> [STATED EXERCISE] Every line containing the word "this" needs to be found and copied.

(Data items)

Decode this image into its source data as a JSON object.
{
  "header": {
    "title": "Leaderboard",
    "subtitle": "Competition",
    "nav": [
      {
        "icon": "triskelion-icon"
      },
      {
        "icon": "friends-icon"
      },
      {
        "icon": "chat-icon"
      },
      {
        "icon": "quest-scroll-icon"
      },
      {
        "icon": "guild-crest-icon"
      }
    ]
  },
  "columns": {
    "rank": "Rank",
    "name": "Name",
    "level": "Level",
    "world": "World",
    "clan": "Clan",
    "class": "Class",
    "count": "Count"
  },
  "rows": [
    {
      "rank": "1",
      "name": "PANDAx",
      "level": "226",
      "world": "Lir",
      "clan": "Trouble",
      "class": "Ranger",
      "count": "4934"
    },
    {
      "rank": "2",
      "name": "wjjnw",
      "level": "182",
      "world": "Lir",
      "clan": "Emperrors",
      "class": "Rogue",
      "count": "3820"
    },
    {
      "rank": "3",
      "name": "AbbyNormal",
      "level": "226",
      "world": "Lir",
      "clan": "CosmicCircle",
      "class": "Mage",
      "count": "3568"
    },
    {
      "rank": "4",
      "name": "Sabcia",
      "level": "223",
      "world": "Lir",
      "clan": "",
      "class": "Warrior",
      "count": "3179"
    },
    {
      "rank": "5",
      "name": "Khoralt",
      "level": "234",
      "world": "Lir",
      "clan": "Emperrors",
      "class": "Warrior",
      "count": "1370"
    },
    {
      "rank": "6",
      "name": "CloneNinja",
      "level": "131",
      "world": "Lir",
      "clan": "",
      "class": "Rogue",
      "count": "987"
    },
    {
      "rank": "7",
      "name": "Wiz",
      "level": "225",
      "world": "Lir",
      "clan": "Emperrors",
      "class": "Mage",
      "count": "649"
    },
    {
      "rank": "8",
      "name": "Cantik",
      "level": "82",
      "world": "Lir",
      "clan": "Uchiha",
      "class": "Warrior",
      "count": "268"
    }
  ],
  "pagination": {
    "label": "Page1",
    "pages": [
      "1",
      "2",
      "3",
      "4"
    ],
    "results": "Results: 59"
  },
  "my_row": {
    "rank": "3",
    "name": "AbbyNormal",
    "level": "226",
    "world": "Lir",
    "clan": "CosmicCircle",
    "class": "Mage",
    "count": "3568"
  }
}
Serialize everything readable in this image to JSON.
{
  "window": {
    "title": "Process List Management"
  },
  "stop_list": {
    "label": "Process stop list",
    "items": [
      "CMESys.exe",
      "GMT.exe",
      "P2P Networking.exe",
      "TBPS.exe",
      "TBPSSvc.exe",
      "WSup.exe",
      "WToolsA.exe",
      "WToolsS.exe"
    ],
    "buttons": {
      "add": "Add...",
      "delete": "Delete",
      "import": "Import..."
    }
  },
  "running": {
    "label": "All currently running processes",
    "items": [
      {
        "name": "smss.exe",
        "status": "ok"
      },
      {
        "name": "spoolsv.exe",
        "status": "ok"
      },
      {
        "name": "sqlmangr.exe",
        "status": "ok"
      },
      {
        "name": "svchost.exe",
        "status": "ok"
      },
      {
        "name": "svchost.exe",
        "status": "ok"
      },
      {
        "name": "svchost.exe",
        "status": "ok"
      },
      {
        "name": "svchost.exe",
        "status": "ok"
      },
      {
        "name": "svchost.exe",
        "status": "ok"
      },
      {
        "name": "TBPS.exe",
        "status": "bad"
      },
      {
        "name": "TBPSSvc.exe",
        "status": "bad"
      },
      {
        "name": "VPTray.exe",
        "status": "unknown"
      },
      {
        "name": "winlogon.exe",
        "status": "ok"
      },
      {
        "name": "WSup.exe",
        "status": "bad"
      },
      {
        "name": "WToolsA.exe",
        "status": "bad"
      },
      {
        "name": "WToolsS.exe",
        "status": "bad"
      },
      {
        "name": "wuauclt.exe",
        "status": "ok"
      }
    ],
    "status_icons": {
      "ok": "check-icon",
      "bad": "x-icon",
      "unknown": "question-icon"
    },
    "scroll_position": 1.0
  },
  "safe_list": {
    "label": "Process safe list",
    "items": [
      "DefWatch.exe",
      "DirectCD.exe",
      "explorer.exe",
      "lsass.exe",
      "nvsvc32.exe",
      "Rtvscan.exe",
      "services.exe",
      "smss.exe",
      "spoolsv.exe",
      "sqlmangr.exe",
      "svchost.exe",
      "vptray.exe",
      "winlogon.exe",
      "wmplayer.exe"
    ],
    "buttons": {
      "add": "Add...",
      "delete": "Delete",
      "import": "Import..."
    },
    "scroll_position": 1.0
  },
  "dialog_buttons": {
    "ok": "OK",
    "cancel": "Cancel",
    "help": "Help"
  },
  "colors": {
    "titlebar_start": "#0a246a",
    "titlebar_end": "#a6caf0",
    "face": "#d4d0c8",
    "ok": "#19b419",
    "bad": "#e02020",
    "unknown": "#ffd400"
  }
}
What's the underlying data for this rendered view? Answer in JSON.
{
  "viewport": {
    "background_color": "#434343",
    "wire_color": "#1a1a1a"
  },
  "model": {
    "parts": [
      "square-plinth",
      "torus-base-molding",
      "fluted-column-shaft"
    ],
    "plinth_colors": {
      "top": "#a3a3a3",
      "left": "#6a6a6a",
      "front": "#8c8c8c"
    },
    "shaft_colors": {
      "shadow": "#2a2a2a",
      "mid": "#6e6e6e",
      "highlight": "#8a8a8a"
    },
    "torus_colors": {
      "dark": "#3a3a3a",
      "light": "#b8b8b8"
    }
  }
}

> [WRITTEN SOLUTION]
Decode this image into its source data as a JSON object.
Serialize everything readable in this image to JSON.
What's the underlying data for this rendered view? Answer in JSON.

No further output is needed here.